-- WRITTEN INSTRUCTION --
All of the records below should be output exactly.

----- MATERIAL PROVIDED

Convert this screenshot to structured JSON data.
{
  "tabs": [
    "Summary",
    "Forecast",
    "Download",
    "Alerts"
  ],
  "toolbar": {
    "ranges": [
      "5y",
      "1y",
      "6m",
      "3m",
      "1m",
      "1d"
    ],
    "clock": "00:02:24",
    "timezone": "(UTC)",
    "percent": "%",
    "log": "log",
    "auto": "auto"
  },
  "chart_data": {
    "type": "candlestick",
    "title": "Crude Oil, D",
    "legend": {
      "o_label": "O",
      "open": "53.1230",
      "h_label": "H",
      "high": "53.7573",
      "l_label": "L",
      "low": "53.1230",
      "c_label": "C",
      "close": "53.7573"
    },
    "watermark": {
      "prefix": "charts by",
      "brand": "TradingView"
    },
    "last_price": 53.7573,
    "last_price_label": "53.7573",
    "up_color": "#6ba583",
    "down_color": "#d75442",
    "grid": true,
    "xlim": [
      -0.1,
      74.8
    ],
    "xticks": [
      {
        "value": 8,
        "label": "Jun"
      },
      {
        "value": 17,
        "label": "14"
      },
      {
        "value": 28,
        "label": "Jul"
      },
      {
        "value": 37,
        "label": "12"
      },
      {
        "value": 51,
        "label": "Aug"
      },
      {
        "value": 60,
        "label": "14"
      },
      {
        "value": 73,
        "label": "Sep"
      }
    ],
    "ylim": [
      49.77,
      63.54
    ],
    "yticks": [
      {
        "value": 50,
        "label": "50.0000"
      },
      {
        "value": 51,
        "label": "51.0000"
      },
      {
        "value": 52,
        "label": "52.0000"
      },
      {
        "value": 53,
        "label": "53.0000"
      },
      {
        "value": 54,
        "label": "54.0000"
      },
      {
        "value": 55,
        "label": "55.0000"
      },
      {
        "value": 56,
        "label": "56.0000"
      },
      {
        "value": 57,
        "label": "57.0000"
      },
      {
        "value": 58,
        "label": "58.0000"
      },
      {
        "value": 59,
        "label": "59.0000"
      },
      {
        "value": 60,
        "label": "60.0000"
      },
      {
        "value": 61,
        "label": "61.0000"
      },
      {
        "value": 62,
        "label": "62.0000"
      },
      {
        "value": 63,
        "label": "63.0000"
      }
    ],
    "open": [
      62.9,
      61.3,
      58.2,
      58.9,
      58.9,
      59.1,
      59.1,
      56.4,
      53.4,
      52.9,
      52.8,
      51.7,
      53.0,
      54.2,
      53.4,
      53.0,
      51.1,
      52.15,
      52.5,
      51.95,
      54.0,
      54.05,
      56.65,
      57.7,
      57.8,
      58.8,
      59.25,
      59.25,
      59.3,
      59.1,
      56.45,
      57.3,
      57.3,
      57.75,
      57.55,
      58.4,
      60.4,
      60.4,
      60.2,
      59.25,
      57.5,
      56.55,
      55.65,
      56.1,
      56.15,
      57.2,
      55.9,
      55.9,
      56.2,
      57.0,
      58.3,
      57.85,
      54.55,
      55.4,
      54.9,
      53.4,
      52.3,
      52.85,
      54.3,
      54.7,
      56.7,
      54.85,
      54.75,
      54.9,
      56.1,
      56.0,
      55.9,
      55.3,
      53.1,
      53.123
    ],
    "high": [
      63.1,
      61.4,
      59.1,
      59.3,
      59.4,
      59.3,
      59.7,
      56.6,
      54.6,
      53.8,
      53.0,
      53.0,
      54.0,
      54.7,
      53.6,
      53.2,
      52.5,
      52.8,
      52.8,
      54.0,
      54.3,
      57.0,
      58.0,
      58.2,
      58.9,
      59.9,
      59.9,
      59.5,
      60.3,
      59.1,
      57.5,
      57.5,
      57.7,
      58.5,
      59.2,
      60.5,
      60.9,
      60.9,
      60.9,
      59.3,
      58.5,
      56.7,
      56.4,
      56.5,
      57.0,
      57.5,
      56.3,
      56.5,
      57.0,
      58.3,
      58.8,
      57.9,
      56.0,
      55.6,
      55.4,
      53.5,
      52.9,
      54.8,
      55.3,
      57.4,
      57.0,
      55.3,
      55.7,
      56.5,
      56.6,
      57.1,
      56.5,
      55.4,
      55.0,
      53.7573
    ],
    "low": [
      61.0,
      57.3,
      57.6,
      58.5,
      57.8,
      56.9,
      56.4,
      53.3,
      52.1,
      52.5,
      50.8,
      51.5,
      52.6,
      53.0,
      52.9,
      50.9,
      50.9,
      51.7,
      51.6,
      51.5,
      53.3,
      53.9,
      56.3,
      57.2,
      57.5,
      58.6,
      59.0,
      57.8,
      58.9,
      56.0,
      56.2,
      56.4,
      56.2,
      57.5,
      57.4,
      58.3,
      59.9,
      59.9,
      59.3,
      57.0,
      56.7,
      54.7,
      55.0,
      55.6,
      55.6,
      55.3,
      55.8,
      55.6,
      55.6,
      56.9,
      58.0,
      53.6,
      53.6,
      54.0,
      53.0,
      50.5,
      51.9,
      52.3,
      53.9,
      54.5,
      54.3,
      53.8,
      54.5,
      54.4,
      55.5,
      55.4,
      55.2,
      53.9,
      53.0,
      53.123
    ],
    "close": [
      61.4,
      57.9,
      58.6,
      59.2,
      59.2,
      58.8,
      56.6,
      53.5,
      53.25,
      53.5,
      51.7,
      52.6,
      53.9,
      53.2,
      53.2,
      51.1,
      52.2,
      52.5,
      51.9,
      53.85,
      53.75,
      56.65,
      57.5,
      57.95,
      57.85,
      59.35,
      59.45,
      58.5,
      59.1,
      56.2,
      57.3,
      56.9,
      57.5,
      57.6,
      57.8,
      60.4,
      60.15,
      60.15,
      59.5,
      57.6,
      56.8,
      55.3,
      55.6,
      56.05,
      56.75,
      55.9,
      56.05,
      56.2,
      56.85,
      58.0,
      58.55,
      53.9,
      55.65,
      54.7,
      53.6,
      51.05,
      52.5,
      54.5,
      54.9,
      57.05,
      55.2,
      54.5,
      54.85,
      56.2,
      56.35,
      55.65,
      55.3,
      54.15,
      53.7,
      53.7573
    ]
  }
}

----------

-- EXPECTED ANSWER --
Convert this screenshot to structured JSON data.
{
  "tabs": [
    "Summary",
    "Forecast",
    "Download",
    "Alerts"
  ],
  "toolbar": {
    "ranges": [
      "5y",
      "1y",
      "6m",
      "3m",
      "1m",
      "1d"
    ],
    "clock": "00:02:24",
    "timezone": "(UTC)",
    "percent": "%",
    "log": "log",
    "auto": "auto"
  },
  "chart_data": {
    "type": "candlestick",
    "title": "Crude Oil, D",
    "legend": {
      "o_label": "O",
      "open": "53.1230",
      "h_label": "H",
      "high": "53.7573",
      "l_label": "L",
      "low": "53.1230",
      "c_label": "C",
      "close": "53.7573"
    },
    "watermark": {
      "prefix": "charts by",
      "brand": "TradingView"
    },
    "last_price": 53.7573,
    "last_price_label": "53.7573",
    "up_color": "#6ba583",
    "down_color": "#d75442",
    "grid": true,
    "xlim": [
      -0.1,
      74.8
    ],
    "xticks": [
      {
        "value": 8,
        "label": "Jun"
      },
      {
        "value": 17,
        "label": "14"
      },
      {
        "value": 28,
        "label": "Jul"
      },
      {
        "value": 37,
        "label": "12"
      },
      {
        "value": 51,
        "label": "Aug"
      },
      {
        "value": 60,
        "label": "14"
      },
      {
        "value": 73,
        "label": "Sep"
      }
    ],
    "ylim": [
      49.77,
      63.54
    ],
    "yticks": [
      {
        "value": 50,
        "label": "50.0000"
      },
      {
        "value": 51,
        "label": "51.0000"
      },
      {
        "value": 52,
        "label": "52.0000"
      },
      {
        "value": 53,
        "label": "53.0000"
      },
      {
        "value": 54,
        "label": "54.0000"
      },
      {
        "value": 55,
        "label": "55.0000"
      },
      {
        "value": 56,
        "label": "56.0000"
      },
      {
        "value": 57,
        "label": "57.0000"
      },
      {
        "value": 58,
        "label": "58.0000"
      },
      {
        "value": 59,
        "label": "59.0000"
      },
      {
        "value": 60,
        "label": "60.0000"
      },
      {
        "value": 61,
        "label": "61.0000"
      },
      {
        "value": 62,
        "label": "62.0000"
      },
      {
        "value": 63,
        "label": "63.0000"
      }
    ],
    "open": [
      62.9,
      61.3,
      58.2,
      58.9,
      58.9,
      59.1,
      59.1,
      56.4,
      53.4,
      52.9,
      52.8,
      51.7,
      53.0,
      54.2,
      53.4,
      53.0,
      51.1,
      52.15,
      52.5,
      51.95,
      54.0,
      54.05,
      56.65,
      57.7,
      57.8,
      58.8,
      59.25,
      59.25,
      59.3,
      59.1,
      56.45,
      57.3,
      57.3,
      57.75,
      57.55,
      58.4,
      60.4,
      60.4,
      60.2,
      59.25,
      57.5,
      56.55,
      55.65,
      56.1,
      56.15,
      57.2,
      55.9,
      55.9,
      56.2,
      57.0,
      58.3,
      57.85,
      54.55,
      55.4,
      54.9,
      53.4,
      52.3,
      52.85,
      54.3,
      54.7,
      56.7,
      54.85,
      54.75,
      54.9,
      56.1,
      56.0,
      55.9,
      55.3,
      53.1,
      53.123
    ],
    "high": [
      63.1,
      61.4,
      59.1,
      59.3,
      59.4,
      59.3,
      59.7,
      56.6,
      54.6,
      53.8,
      53.0,
      53.0,
      54.0,
      54.7,
      53.6,
      53.2,
      52.5,
      52.8,
      52.8,
      54.0,
      54.3,
      57.0,
      58.0,
      58.2,
      58.9,
      59.9,
      59.9,
      59.5,
      60.3,
      59.1,
      57.5,
      57.5,
      57.7,
      58.5,
      59.2,
      60.5,
      60.9,
      60.9,
      60.9,
      59.3,
      58.5,
      56.7,
      56.4,
      56.5,
      57.0,
      57.5,
      56.3,
      56.5,
      57.0,
      58.3,
      58.8,
      57.9,
      56.0,
      55.6,
      55.4,
      53.5,
      52.9,
      54.8,
      55.3,
      57.4,
      57.0,
      55.3,
      55.7,
      56.5,
      56.6,
      57.1,
      56.5,
      55.4,
      55.0,
      53.7573
    ],
    "low": [
      61.0,
      57.3,
      57.6,
      58.5,
      57.8,
      56.9,
      56.4,
      53.3,
      52.1,
      52.5,
      50.8,
      51.5,
      52.6,
      53.0,
      52.9,
      50.9,
      50.9,
      51.7,
      51.6,
      51.5,
      53.3,
      53.9,
      56.3,
      57.2,
      57.5,
      58.6,
      59.0,
      57.8,
      58.9,
      56.0,
      56.2,
      56.4,
      56.2,
      57.5,
      57.4,
      58.3,
      59.9,
      59.9,
      59.3,
      57.0,
      56.7,
      54.7,
      55.0,
      55.6,
      55.6,
      55.3,
      55.8,
      55.6,
      55.6,
      56.9,
      58.0,
      53.6,
      53.6,
      54.0,
      53.0,
      50.5,
      51.9,
      52.3,
      53.9,
      54.5,
      54.3,
      53.8,
      54.5,
      54.4,
      55.5,
      55.4,
      55.2,
      53.9,
      53.0,
      53.123
    ],
    "close": [
      61.4,
      57.9,
      58.6,
      59.2,
      59.2,
      58.8,
      56.6,
      53.5,
      53.25,
      53.5,
      51.7,
      52.6,
      53.9,
      53.2,
      53.2,
      51.1,
      52.2,
      52.5,
      51.9,
      53.85,
      53.75,
      56.65,
      57.5,
      57.95,
      57.85,
      59.35,
      59.45,
      58.5,
      59.1,
      56.2,
      57.3,
      56.9,
      57.5,
      57.6,
      57.8,
      60.4,
      60.15,
      60.15,
      59.5,
      57.6,
      56.8,
      55.3,
      55.6,
      56.05,
      56.75,
      55.9,
      56.05,
      56.2,
      56.85,
      58.0,
      58.55,
      53.9,
      55.65,
      54.7,
      53.6,
      51.05,
      52.5,
      54.5,
      54.9,
      57.05,
      55.2,
      54.5,
      54.85,
      56.2,
      56.35,
      55.65,
      55.3,
      54.15,
      53.7,
      53.7573
    ]
  }
}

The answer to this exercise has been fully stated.